_GOAL_: Your task is to repeat the lines below exactly, excluding any pictures they contain.

_Saved entries_:

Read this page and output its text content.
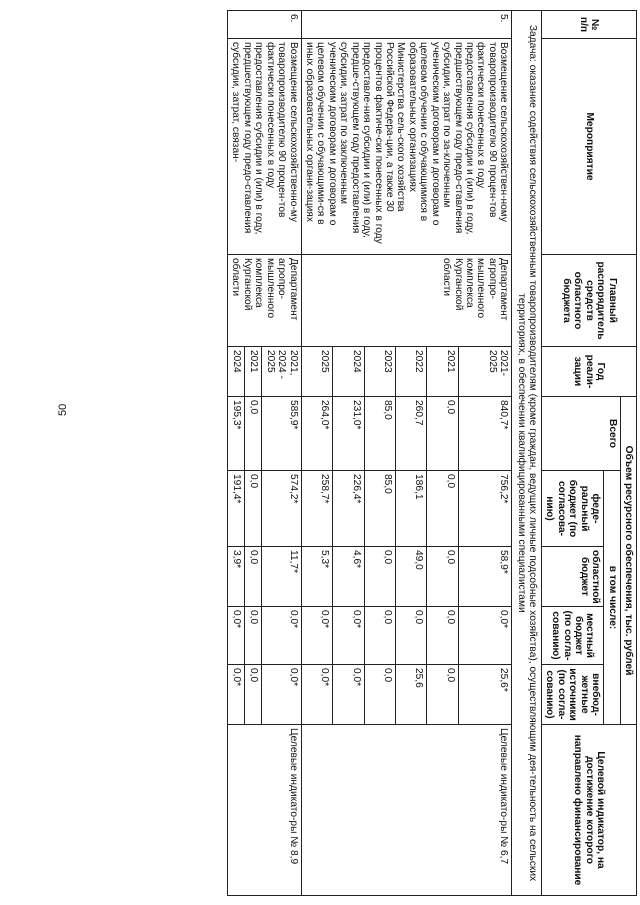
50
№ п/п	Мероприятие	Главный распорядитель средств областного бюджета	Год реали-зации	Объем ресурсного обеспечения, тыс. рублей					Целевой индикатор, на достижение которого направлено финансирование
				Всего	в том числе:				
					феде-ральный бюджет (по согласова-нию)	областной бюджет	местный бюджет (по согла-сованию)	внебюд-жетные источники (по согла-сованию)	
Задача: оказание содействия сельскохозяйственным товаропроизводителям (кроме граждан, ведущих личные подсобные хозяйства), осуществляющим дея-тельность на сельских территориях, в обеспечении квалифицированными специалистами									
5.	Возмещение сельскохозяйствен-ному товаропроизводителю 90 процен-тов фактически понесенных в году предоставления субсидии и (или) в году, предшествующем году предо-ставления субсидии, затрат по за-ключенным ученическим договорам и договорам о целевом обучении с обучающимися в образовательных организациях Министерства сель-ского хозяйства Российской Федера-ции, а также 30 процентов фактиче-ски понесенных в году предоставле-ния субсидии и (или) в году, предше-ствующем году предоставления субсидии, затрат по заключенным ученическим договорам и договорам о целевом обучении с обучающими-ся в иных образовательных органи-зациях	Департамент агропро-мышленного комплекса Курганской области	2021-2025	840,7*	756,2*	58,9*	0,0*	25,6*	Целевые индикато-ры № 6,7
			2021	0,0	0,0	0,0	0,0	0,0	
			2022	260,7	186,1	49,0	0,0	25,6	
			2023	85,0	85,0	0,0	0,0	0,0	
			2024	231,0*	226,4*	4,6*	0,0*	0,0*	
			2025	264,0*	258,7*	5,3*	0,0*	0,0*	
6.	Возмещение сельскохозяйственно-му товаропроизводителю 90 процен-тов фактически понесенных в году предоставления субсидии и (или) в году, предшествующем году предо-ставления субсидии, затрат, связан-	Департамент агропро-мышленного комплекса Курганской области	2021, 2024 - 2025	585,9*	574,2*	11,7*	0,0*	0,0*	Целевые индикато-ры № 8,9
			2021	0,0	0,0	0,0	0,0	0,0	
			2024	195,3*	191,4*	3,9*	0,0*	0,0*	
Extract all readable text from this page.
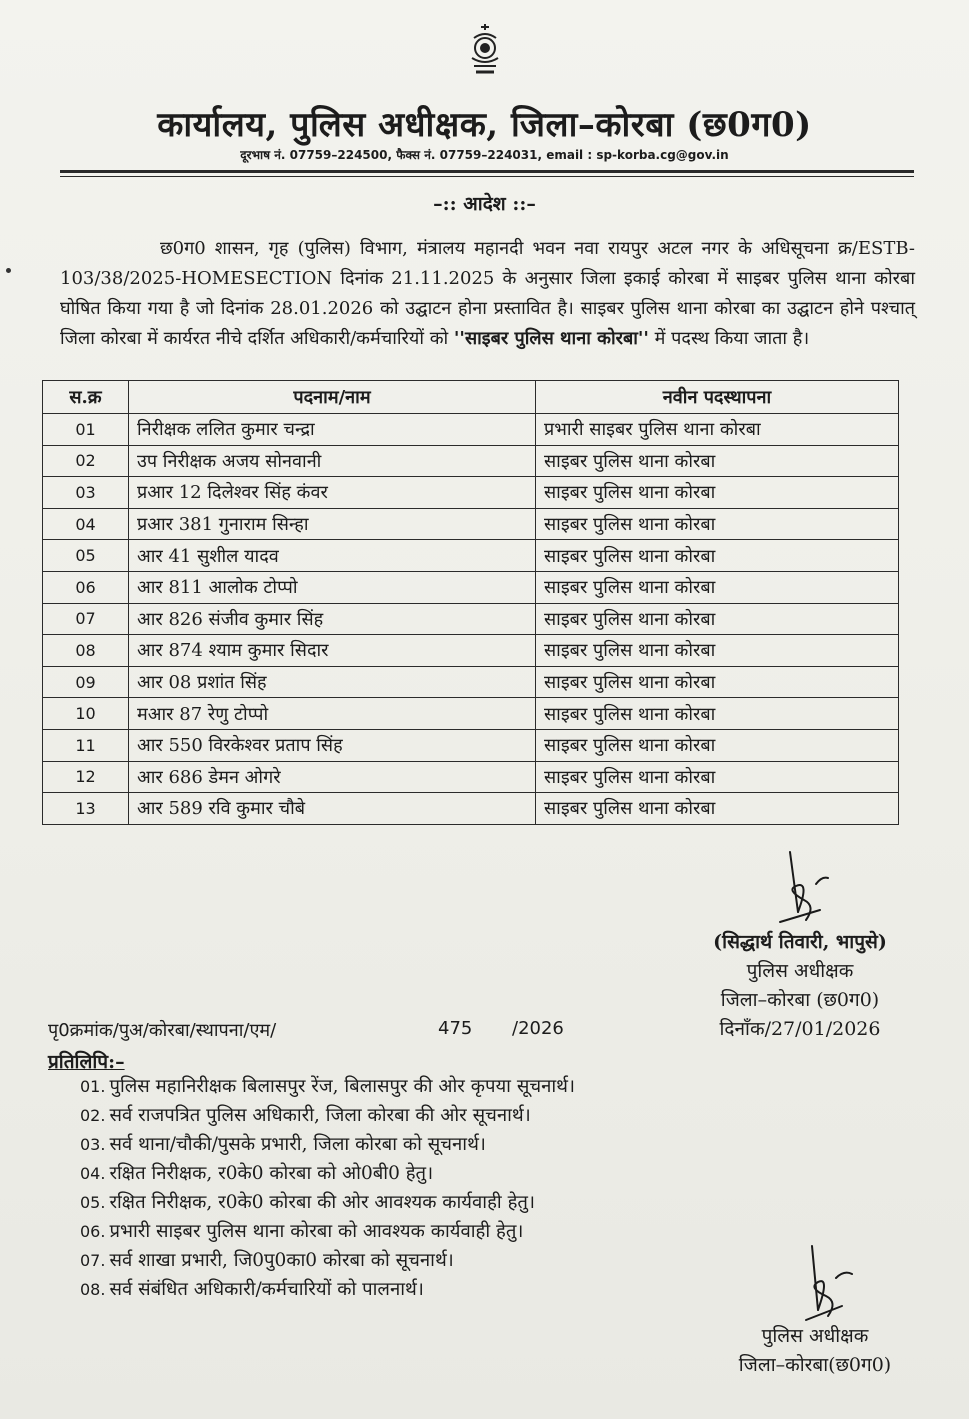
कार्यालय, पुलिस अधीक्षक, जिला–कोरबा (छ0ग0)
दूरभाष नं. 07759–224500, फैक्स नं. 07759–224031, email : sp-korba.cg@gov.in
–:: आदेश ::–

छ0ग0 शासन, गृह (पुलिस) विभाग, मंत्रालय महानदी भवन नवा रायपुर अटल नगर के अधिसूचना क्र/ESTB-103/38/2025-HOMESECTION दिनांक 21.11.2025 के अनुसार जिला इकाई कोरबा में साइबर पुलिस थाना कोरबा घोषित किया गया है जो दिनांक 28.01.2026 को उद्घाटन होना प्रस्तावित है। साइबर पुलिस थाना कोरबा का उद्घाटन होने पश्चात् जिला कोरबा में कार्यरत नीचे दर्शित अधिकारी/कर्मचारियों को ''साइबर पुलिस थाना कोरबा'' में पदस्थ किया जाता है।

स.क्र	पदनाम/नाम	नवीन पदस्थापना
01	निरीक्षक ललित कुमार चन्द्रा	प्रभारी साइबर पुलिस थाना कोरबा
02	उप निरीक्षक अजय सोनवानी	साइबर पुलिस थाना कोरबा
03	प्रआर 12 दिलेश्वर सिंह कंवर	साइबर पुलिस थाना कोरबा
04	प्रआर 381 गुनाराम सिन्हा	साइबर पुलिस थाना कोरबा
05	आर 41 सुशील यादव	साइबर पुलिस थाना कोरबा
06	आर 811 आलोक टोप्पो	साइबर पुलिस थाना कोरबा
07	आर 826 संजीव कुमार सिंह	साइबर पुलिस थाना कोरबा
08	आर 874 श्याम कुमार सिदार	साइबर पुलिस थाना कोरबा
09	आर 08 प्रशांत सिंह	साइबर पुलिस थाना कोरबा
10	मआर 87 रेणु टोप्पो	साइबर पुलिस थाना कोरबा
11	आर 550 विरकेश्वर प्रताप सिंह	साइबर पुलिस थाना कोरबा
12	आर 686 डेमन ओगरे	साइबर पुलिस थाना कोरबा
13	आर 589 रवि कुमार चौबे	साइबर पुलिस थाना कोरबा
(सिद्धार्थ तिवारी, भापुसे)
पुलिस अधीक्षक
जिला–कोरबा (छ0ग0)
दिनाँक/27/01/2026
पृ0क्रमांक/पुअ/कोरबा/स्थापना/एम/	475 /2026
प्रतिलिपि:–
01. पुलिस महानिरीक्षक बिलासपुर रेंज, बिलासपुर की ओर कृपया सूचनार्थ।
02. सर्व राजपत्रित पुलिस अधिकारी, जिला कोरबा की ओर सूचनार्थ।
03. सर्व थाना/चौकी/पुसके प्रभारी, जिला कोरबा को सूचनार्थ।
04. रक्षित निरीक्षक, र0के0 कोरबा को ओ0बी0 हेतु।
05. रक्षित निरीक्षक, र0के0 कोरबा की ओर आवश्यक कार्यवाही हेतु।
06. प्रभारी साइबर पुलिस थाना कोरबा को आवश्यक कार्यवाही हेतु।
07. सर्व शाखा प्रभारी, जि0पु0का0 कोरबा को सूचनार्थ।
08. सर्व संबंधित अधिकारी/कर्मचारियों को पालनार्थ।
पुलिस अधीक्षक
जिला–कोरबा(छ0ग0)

_RESPONSE FOR THIS EXERCISE_:
Read this page and output its text content.
50
№ п/п	Мероприятие	Главный распорядитель средств областного бюджета	Год реали-зации	Объем ресурсного обеспечения, тыс. рублей					Целевой индикатор, на достижение которого направлено финансирование
				Всего	в том числе:				
					феде-ральный бюджет (по согласова-нию)	областной бюджет	местный бюджет (по согла-сованию)	внебюд-жетные источники (по согла-сованию)	
Задача: оказание содействия сельскохозяйственным товаропроизводителям (кроме граждан, ведущих личные подсобные хозяйства), осуществляющим дея-тельность на сельских территориях, в обеспечении квалифицированными специалистами									
5.	Возмещение сельскохозяйствен-ному товаропроизводителю 90 процен-тов фактически понесенных в году предоставления субсидии и (или) в году, предшествующем году предо-ставления субсидии, затрат по за-ключенным ученическим договорам и договорам о целевом обучении с обучающимися в образовательных организациях Министерства сель-ского хозяйства Российской Федера-ции, а также 30 процентов фактиче-ски понесенных в году предоставле-ния субсидии и (или) в году, предше-ствующем году предоставления субсидии, затрат по заключенным ученическим договорам и договорам о целевом обучении с обучающими-ся в иных образовательных органи-зациях	Департамент агропро-мышленного комплекса Курганской области	2021-2025	840,7*	756,2*	58,9*	0,0*	25,6*	Целевые индикато-ры № 6,7
			2021	0,0	0,0	0,0	0,0	0,0	
			2022	260,7	186,1	49,0	0,0	25,6	
			2023	85,0	85,0	0,0	0,0	0,0	
			2024	231,0*	226,4*	4,6*	0,0*	0,0*	
			2025	264,0*	258,7*	5,3*	0,0*	0,0*	
6.	Возмещение сельскохозяйственно-му товаропроизводителю 90 процен-тов фактически понесенных в году предоставления субсидии и (или) в году, предшествующем году предо-ставления субсидии, затрат, связан-	Департамент агропро-мышленного комплекса Курганской области	2021, 2024 - 2025	585,9*	574,2*	11,7*	0,0*	0,0*	Целевые индикато-ры № 8,9
			2021	0,0	0,0	0,0	0,0	0,0	
			2024	195,3*	191,4*	3,9*	0,0*	0,0*	
Extract all readable text from this page.
कार्यालय, पुलिस अधीक्षक, जिला–कोरबा (छ0ग0)
दूरभाष नं. 07759–224500, फैक्स नं. 07759–224031, email : sp-korba.cg@gov.in
–:: आदेश ::–

छ0ग0 शासन, गृह (पुलिस) विभाग, मंत्रालय महानदी भवन नवा रायपुर अटल नगर के अधिसूचना क्र/ESTB-103/38/2025-HOMESECTION दिनांक 21.11.2025 के अनुसार जिला इकाई कोरबा में साइबर पुलिस थाना कोरबा घोषित किया गया है जो दिनांक 28.01.2026 को उद्घाटन होना प्रस्तावित है। साइबर पुलिस थाना कोरबा का उद्घाटन होने पश्चात् जिला कोरबा में कार्यरत नीचे दर्शित अधिकारी/कर्मचारियों को ''साइबर पुलिस थाना कोरबा'' में पदस्थ किया जाता है।

स.क्र	पदनाम/नाम	नवीन पदस्थापना
01	निरीक्षक ललित कुमार चन्द्रा	प्रभारी साइबर पुलिस थाना कोरबा
02	उप निरीक्षक अजय सोनवानी	साइबर पुलिस थाना कोरबा
03	प्रआर 12 दिलेश्वर सिंह कंवर	साइबर पुलिस थाना कोरबा
04	प्रआर 381 गुनाराम सिन्हा	साइबर पुलिस थाना कोरबा
05	आर 41 सुशील यादव	साइबर पुलिस थाना कोरबा
06	आर 811 आलोक टोप्पो	साइबर पुलिस थाना कोरबा
07	आर 826 संजीव कुमार सिंह	साइबर पुलिस थाना कोरबा
08	आर 874 श्याम कुमार सिदार	साइबर पुलिस थाना कोरबा
09	आर 08 प्रशांत सिंह	साइबर पुलिस थाना कोरबा
10	मआर 87 रेणु टोप्पो	साइबर पुलिस थाना कोरबा
11	आर 550 विरकेश्वर प्रताप सिंह	साइबर पुलिस थाना कोरबा
12	आर 686 डेमन ओगरे	साइबर पुलिस थाना कोरबा
13	आर 589 रवि कुमार चौबे	साइबर पुलिस थाना कोरबा
(सिद्धार्थ तिवारी, भापुसे)
पुलिस अधीक्षक
जिला–कोरबा (छ0ग0)
दिनाँक/27/01/2026
पृ0क्रमांक/पुअ/कोरबा/स्थापना/एम/	475 /2026
प्रतिलिपि:–
01. पुलिस महानिरीक्षक बिलासपुर रेंज, बिलासपुर की ओर कृपया सूचनार्थ।
02. सर्व राजपत्रित पुलिस अधिकारी, जिला कोरबा की ओर सूचनार्थ।
03. सर्व थाना/चौकी/पुसके प्रभारी, जिला कोरबा को सूचनार्थ।
04. रक्षित निरीक्षक, र0के0 कोरबा को ओ0बी0 हेतु।
05. रक्षित निरीक्षक, र0के0 कोरबा की ओर आवश्यक कार्यवाही हेतु।
06. प्रभारी साइबर पुलिस थाना कोरबा को आवश्यक कार्यवाही हेतु।
07. सर्व शाखा प्रभारी, जि0पु0का0 कोरबा को सूचनार्थ।
08. सर्व संबंधित अधिकारी/कर्मचारियों को पालनार्थ।
पुलिस अधीक्षक
जिला–कोरबा(छ0ग0)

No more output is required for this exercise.